═══ INPUT MATERIAL ═══
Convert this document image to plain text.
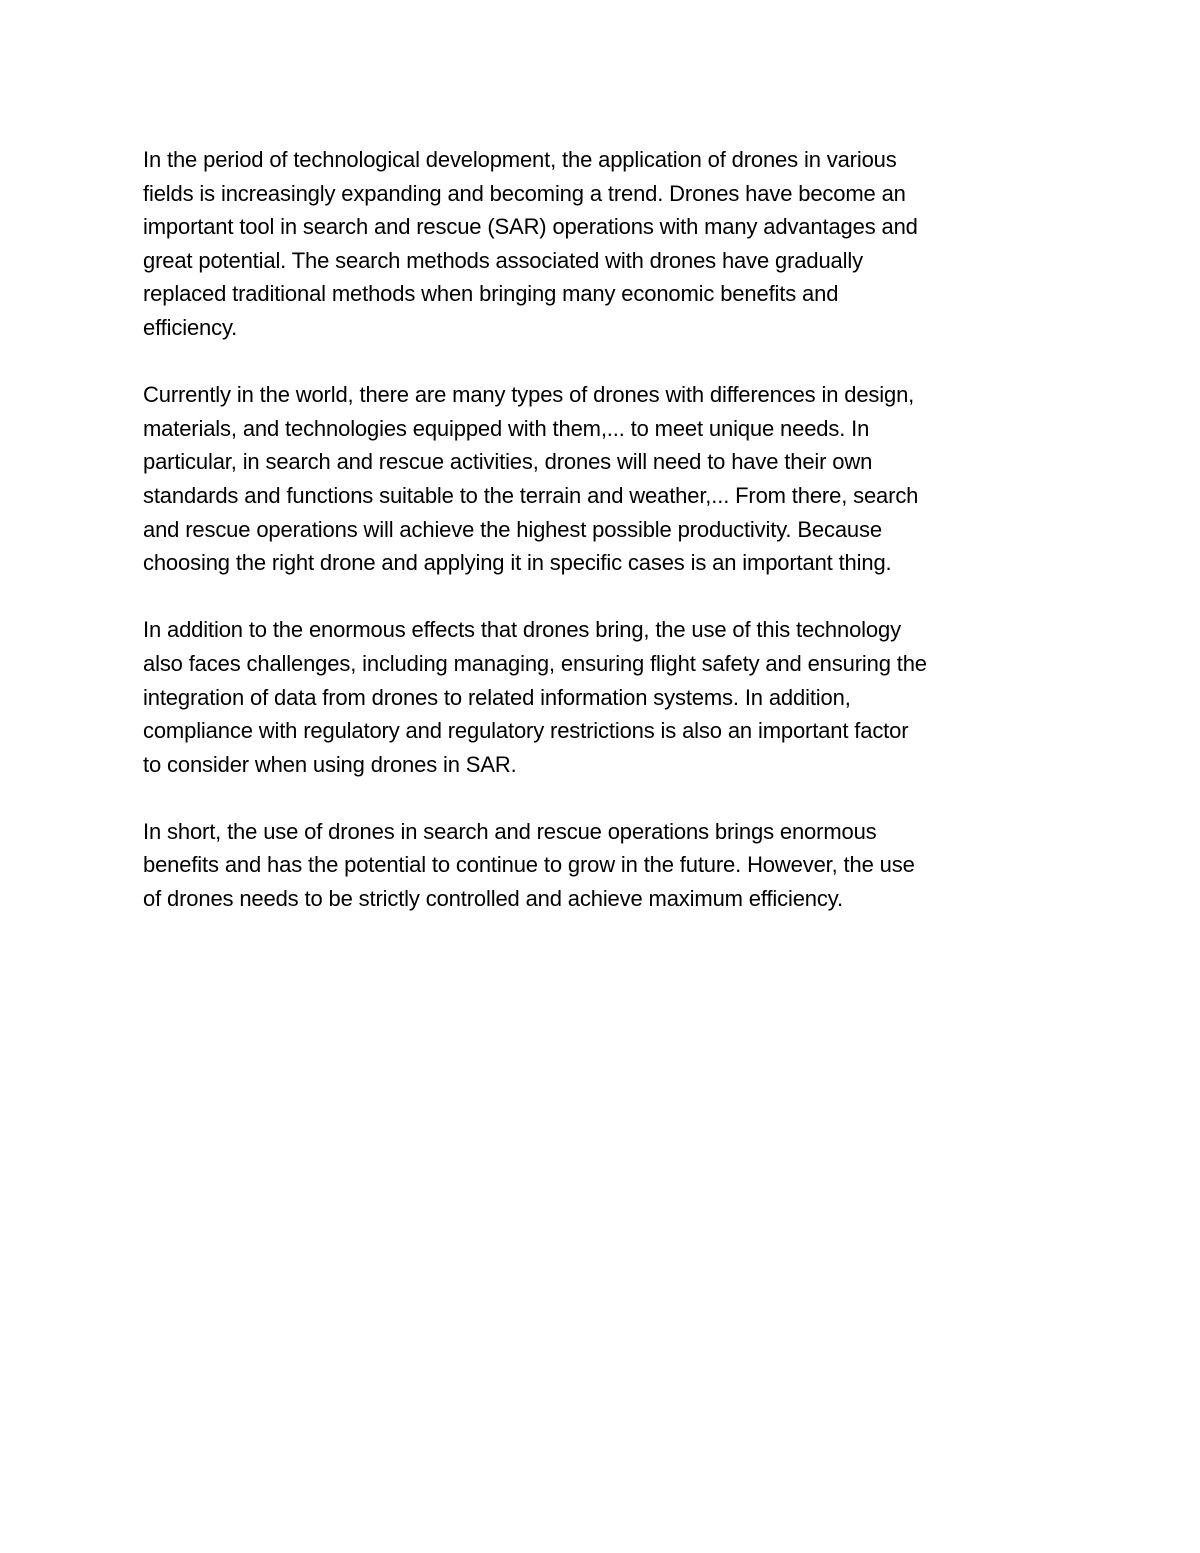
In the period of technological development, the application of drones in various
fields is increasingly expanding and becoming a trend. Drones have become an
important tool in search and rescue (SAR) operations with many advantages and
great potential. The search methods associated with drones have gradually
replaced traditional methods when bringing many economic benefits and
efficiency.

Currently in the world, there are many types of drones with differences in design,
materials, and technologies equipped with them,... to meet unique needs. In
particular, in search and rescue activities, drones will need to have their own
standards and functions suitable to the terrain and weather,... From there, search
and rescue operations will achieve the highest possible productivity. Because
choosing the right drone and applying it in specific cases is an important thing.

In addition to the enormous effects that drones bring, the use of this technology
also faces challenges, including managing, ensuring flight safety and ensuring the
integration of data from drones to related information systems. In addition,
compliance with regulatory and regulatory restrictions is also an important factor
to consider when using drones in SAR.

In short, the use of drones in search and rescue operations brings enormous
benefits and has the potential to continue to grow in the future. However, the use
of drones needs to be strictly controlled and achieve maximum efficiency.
═══
═══ INPUT MATERIAL ═══
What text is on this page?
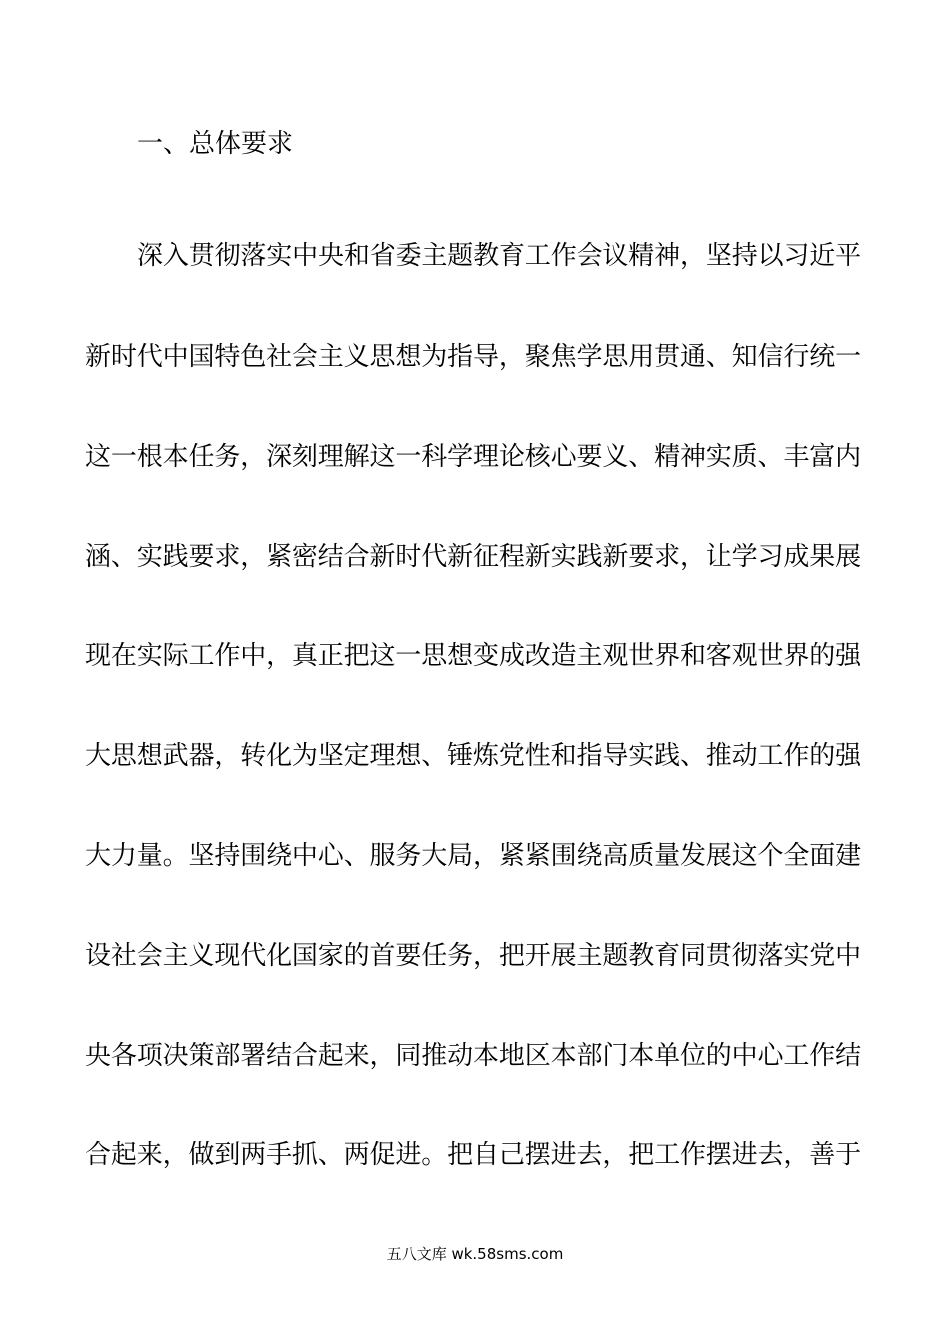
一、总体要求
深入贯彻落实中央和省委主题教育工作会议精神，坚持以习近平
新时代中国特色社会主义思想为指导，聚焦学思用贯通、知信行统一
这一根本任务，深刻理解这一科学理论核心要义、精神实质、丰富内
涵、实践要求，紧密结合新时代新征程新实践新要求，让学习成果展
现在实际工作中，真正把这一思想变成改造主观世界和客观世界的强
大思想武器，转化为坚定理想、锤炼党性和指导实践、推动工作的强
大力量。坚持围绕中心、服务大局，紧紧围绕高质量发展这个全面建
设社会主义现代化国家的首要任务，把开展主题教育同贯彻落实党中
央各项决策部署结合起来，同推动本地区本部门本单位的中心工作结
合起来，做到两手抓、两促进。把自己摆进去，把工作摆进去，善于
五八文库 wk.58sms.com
═══
## GOAL
Using the records above, find and show each line with the string "this".

## EXERCISE ANSWER
Convert this document image to plain text.
In addition to the enormous effects that drones bring, the use of this technology
What text is on this page?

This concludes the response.